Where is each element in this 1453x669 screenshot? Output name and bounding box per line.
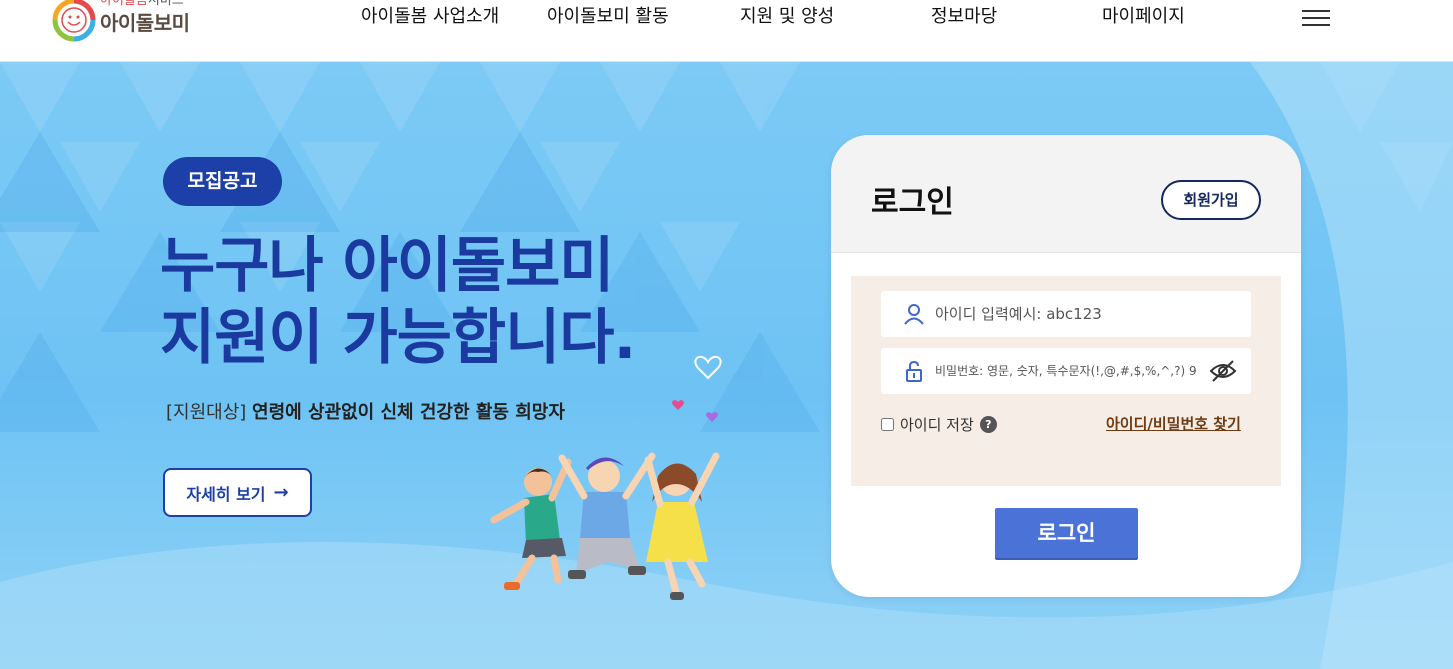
more-button-label: 자세히 보기 — [186, 484, 266, 504]
logo-subtitle-a: 아이돌봄 — [100, 0, 148, 8]
nav-item-support[interactable]: 지원 및 양성 — [740, 6, 834, 28]
lock-icon — [906, 360, 922, 382]
find-account-link[interactable]: 아이디/비밀번호 찾기 — [1106, 413, 1241, 434]
logo-title: 아이돌보미 — [100, 11, 190, 35]
nav-item-info[interactable]: 정보마당 — [931, 6, 997, 28]
menu-icon[interactable] — [1302, 10, 1330, 28]
logo-smile-icon — [52, 0, 96, 42]
recruit-badge: 모집공고 — [163, 157, 282, 206]
nav-item-business[interactable]: 아이돌봄 사업소개 — [361, 6, 499, 28]
eye-off-icon[interactable] — [1209, 359, 1237, 383]
login-card: 로그인 회원가입 아이디 입력예시: abc123 아이디 저장 ? 아이디/비… — [831, 135, 1301, 597]
login-submit-button[interactable]: 로그인 — [995, 508, 1138, 558]
nav-item-mypage[interactable]: 마이페이지 — [1102, 6, 1185, 28]
login-header: 로그인 회원가입 — [831, 135, 1301, 253]
user-icon — [904, 304, 924, 325]
id-field[interactable] — [881, 291, 1251, 337]
save-id-checkbox[interactable] — [881, 418, 894, 431]
id-input[interactable] — [935, 291, 1235, 337]
headline-line1: 누구나 아이돌보미 — [160, 231, 615, 301]
logo-subtitle-b: 서비스 — [147, 0, 184, 8]
nav-item-activity[interactable]: 아이돌보미 활동 — [547, 6, 669, 28]
login-title: 로그인 — [871, 185, 954, 220]
more-button[interactable]: 자세히 보기 → — [163, 468, 312, 517]
site-logo[interactable]: 아이돌봄서비스 아이돌보미 — [52, 0, 212, 46]
login-form: 아이디 저장 ? 아이디/비밀번호 찾기 — [851, 276, 1281, 486]
save-id-label: 아이디 저장 — [900, 416, 974, 434]
question-icon[interactable]: ? — [979, 416, 997, 433]
password-input[interactable] — [935, 348, 1197, 394]
arrow-right-icon: → — [273, 482, 289, 503]
logo-subtitle: 아이돌봄서비스 — [100, 0, 184, 8]
save-id-row[interactable]: 아이디 저장 ? — [881, 414, 997, 435]
join-button[interactable]: 회원가입 — [1161, 180, 1261, 220]
target-tag: [지원대상] — [166, 402, 247, 423]
hero-banner: 모집공고 누구나 아이돌보미 지원이 가능합니다. [지원대상] 연령에 상관없… — [0, 62, 1453, 669]
password-field[interactable] — [881, 348, 1251, 394]
heart-icon — [694, 355, 722, 380]
site-header: 아이돌봄서비스 아이돌보미 아이돌봄 사업소개 아이돌보미 활동 지원 및 양성… — [0, 0, 1453, 62]
kids-illustration — [490, 355, 722, 600]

•••

→ **The exercise**:
Rewrite the lines above with "screenshot" replaced by "image" and everything else left unchanged, and leave the pictures out of your answer.

→ **Answer for this exercise**:
Where is each element in this 1453x669 image? Output name and bounding box per line.
more-button-label: 자세히 보기 — [186, 484, 266, 504]
logo-subtitle-a: 아이돌봄 — [100, 0, 148, 8]
nav-item-support[interactable]: 지원 및 양성 — [740, 6, 834, 28]
lock-icon — [906, 360, 922, 382]
find-account-link[interactable]: 아이디/비밀번호 찾기 — [1106, 413, 1241, 434]
logo-title: 아이돌보미 — [100, 11, 190, 35]
nav-item-info[interactable]: 정보마당 — [931, 6, 997, 28]
menu-icon[interactable] — [1302, 10, 1330, 28]
logo-smile-icon — [52, 0, 96, 42]
recruit-badge: 모집공고 — [163, 157, 282, 206]
nav-item-business[interactable]: 아이돌봄 사업소개 — [361, 6, 499, 28]
eye-off-icon[interactable] — [1209, 359, 1237, 383]
login-card: 로그인 회원가입 아이디 입력예시: abc123 아이디 저장 ? 아이디/비… — [831, 135, 1301, 597]
login-submit-button[interactable]: 로그인 — [995, 508, 1138, 558]
nav-item-mypage[interactable]: 마이페이지 — [1102, 6, 1185, 28]
login-header: 로그인 회원가입 — [831, 135, 1301, 253]
user-icon — [904, 304, 924, 325]
id-field[interactable] — [881, 291, 1251, 337]
save-id-checkbox[interactable] — [881, 418, 894, 431]
id-input[interactable] — [935, 291, 1235, 337]
headline-line1: 누구나 아이돌보미 — [160, 231, 615, 301]
logo-subtitle-b: 서비스 — [147, 0, 184, 8]
nav-item-activity[interactable]: 아이돌보미 활동 — [547, 6, 669, 28]
login-title: 로그인 — [871, 185, 954, 220]
more-button[interactable]: 자세히 보기 → — [163, 468, 312, 517]
site-logo[interactable]: 아이돌봄서비스 아이돌보미 — [52, 0, 212, 46]
login-form: 아이디 저장 ? 아이디/비밀번호 찾기 — [851, 276, 1281, 486]
save-id-label: 아이디 저장 — [900, 416, 974, 434]
question-icon[interactable]: ? — [979, 416, 997, 433]
password-input[interactable] — [935, 348, 1197, 394]
arrow-right-icon: → — [273, 482, 289, 503]
logo-subtitle: 아이돌봄서비스 — [100, 0, 184, 8]
save-id-row[interactable]: 아이디 저장 ? — [881, 414, 997, 435]
join-button[interactable]: 회원가입 — [1161, 180, 1261, 220]
target-tag: [지원대상] — [166, 402, 247, 423]
hero-banner: 모집공고 누구나 아이돌보미 지원이 가능합니다. [지원대상] 연령에 상관없… — [0, 62, 1453, 669]
password-field[interactable] — [881, 348, 1251, 394]
heart-icon — [694, 355, 722, 380]
site-header: 아이돌봄서비스 아이돌보미 아이돌봄 사업소개 아이돌보미 활동 지원 및 양성… — [0, 0, 1453, 62]
kids-illustration — [490, 355, 722, 600]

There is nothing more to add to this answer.